Material from a data source:
________________________

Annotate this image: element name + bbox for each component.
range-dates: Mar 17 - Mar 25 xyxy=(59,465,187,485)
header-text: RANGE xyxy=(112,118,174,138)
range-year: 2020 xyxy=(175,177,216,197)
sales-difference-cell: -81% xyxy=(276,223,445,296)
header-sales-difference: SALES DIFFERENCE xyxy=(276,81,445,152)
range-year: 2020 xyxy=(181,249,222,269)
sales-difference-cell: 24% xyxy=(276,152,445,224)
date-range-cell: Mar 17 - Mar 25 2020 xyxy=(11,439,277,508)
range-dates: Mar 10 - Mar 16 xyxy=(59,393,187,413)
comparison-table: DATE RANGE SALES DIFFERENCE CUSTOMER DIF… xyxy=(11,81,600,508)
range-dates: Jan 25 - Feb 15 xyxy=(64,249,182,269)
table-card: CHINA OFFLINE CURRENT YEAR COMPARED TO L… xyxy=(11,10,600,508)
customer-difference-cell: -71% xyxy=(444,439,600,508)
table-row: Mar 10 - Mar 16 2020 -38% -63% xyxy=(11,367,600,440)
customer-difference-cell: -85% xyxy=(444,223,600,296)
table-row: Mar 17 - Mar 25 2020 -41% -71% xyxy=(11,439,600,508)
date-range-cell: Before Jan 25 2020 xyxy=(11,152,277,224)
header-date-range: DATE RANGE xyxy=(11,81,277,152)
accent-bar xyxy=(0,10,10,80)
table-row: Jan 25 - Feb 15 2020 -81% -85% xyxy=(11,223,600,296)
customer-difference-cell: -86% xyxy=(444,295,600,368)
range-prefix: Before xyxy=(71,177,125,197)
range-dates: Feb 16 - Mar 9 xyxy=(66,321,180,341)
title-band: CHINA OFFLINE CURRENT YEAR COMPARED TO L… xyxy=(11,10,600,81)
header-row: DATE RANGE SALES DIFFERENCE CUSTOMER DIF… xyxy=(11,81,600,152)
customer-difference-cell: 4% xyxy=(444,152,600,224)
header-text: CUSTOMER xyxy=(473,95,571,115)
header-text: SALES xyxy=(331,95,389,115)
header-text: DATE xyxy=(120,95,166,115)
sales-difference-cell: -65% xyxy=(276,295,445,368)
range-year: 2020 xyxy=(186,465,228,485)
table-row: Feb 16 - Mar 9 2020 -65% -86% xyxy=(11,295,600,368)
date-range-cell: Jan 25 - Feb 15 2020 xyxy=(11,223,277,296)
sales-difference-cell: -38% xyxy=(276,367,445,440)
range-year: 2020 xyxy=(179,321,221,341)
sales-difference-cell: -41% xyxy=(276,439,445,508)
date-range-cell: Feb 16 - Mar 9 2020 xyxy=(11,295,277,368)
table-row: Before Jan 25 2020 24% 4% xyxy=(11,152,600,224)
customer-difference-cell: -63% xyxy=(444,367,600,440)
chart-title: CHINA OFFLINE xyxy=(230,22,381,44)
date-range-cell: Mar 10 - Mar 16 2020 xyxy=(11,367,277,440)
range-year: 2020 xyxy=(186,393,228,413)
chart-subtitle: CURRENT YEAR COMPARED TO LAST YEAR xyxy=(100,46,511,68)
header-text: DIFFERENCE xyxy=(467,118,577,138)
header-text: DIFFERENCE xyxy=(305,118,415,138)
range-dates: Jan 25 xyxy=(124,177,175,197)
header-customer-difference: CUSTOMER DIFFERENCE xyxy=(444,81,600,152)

________________________

Short task — Count the lines of the material above that contain the string "OFFLINE", matching uppercase and lowercase exactly. Give only the number.

Written solution — 3